▸ **TASK REQUIREMENTS**
Reproduce exactly, and only, the lines of the material below running from the line bearing "Output the underlying" through the line bearing "Decode this image". Leave any pictures out.

▸ **SUPPLIED DATA**
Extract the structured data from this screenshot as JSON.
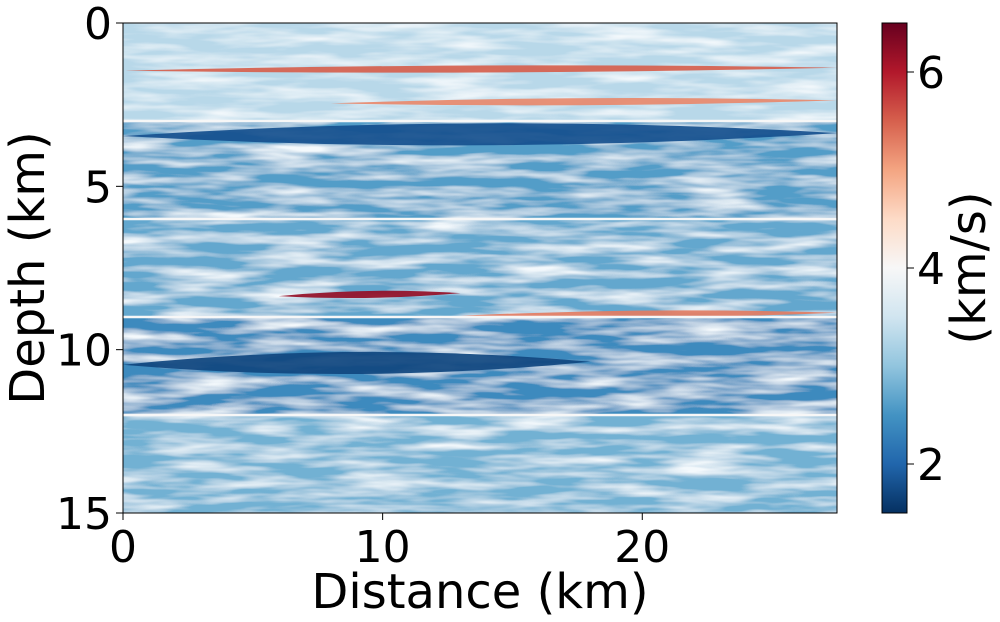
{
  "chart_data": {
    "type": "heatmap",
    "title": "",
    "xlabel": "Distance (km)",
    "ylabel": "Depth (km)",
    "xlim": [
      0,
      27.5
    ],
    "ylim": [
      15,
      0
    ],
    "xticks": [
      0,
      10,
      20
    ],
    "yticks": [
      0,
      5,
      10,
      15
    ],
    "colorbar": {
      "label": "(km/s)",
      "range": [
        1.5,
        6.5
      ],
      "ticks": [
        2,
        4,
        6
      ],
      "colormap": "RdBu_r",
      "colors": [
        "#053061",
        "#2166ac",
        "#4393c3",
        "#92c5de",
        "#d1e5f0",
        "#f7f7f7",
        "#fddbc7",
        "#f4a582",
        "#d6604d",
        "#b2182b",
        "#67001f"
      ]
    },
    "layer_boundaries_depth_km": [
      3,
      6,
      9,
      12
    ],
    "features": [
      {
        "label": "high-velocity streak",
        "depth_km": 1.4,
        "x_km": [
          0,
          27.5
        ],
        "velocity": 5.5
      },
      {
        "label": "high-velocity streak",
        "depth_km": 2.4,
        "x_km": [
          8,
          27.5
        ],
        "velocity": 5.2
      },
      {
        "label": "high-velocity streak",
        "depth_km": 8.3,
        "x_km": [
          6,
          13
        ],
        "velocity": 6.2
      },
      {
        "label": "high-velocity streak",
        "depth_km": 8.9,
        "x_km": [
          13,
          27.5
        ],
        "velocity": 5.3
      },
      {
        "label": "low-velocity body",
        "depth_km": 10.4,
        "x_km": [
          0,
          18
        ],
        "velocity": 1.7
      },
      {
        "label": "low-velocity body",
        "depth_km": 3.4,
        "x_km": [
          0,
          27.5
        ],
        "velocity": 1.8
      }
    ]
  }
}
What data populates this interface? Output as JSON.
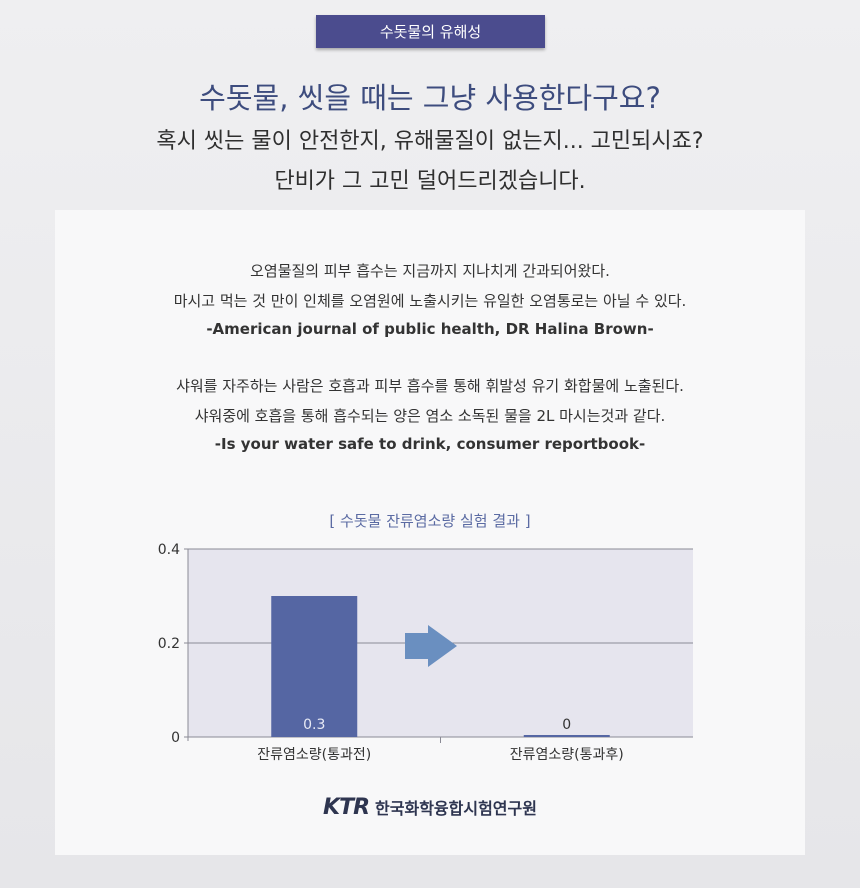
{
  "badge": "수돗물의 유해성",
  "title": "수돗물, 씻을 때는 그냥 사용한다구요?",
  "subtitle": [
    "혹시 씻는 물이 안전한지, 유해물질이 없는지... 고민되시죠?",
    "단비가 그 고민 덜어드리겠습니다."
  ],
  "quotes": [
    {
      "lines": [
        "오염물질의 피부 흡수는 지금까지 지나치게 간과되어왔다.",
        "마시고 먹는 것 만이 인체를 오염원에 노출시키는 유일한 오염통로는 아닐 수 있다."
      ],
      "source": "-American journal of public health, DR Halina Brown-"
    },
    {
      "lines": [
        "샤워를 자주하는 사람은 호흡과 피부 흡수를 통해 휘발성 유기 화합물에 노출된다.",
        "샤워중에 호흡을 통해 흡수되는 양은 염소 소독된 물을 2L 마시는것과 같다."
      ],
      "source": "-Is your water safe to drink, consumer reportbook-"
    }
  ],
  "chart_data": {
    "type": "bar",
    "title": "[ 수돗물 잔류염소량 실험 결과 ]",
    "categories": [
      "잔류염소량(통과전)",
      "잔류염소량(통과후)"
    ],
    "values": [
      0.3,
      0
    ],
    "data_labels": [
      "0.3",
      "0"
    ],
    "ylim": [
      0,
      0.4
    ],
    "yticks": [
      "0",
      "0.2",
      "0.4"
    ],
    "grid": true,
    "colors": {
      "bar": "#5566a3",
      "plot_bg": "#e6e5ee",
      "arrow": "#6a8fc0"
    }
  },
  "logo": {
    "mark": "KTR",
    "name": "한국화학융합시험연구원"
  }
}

---

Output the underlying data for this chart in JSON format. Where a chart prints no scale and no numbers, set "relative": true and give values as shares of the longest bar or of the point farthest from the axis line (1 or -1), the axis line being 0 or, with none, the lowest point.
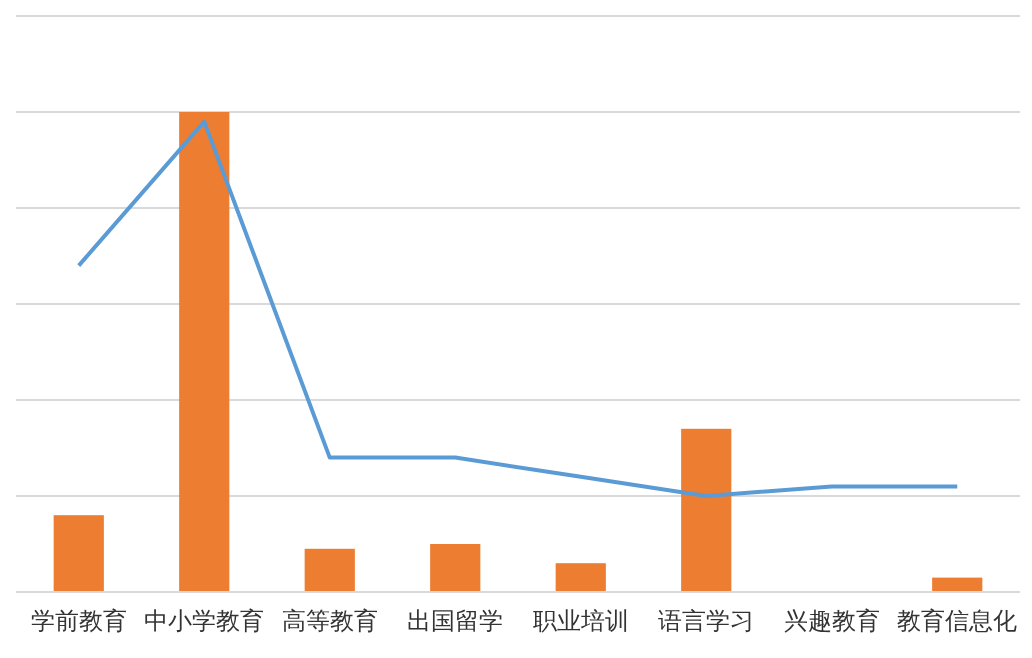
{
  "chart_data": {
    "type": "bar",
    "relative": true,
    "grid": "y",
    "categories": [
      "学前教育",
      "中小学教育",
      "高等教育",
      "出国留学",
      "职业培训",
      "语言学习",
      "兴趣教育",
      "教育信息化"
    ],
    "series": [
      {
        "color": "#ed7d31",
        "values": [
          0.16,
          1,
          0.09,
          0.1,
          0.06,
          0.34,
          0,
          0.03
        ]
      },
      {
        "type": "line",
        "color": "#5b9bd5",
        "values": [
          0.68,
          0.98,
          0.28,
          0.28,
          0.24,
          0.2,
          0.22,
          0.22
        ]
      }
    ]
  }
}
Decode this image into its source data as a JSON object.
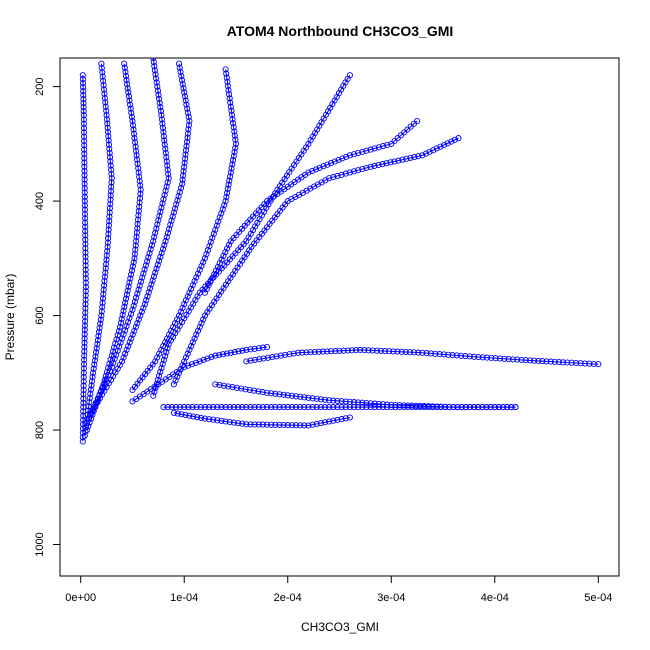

==

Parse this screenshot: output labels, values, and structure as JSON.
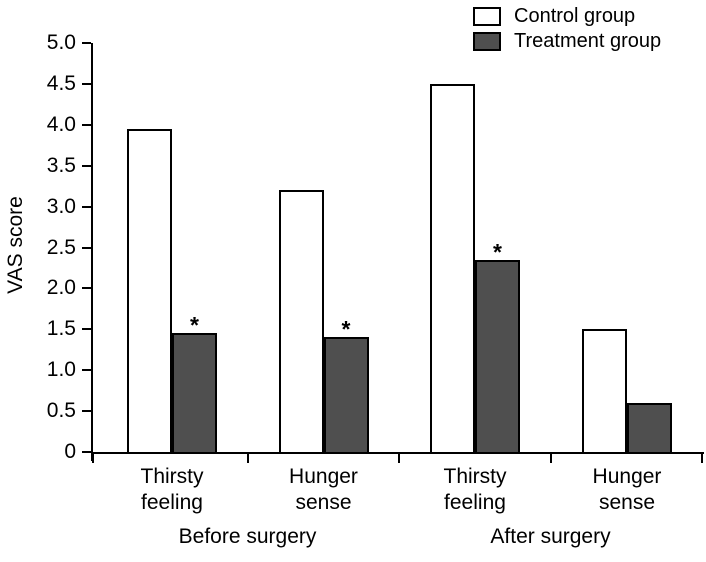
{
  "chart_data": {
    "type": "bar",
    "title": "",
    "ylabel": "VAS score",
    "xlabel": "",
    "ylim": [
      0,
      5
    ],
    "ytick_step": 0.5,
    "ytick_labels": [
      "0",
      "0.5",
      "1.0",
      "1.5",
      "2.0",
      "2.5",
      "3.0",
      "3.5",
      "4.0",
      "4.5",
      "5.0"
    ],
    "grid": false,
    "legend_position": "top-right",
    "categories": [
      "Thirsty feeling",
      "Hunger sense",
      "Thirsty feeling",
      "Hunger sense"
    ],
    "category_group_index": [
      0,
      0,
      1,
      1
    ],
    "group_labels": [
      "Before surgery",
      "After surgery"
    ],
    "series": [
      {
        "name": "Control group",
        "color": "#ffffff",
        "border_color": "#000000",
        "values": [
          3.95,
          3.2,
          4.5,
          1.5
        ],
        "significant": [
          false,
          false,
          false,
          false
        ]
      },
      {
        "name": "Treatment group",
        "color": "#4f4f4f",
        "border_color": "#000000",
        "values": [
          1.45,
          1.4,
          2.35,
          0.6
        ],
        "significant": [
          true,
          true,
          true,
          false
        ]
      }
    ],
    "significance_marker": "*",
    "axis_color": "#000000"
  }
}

▸ **THE REPLY**
Output the underlying data for this chart in JSON format. Where a chart prints no scale and no numbers, set "relative": true and give values as shares of the longest bar or of the point farthest from the axis line (1 or -1), the axis line being 0 or, with none, the lowest point.
{
  "chart_data": {
    "type": "bar",
    "relative": true,
    "grid": "y",
    "categories": [
      "学前教育",
      "中小学教育",
      "高等教育",
      "出国留学",
      "职业培训",
      "语言学习",
      "兴趣教育",
      "教育信息化"
    ],
    "series": [
      {
        "color": "#ed7d31",
        "values": [
          0.16,
          1,
          0.09,
          0.1,
          0.06,
          0.34,
          0,
          0.03
        ]
      },
      {
        "type": "line",
        "color": "#5b9bd5",
        "values": [
          0.68,
          0.98,
          0.28,
          0.28,
          0.24,
          0.2,
          0.22,
          0.22
        ]
      }
    ]
  }
}
Decode this image into its source data as a JSON object.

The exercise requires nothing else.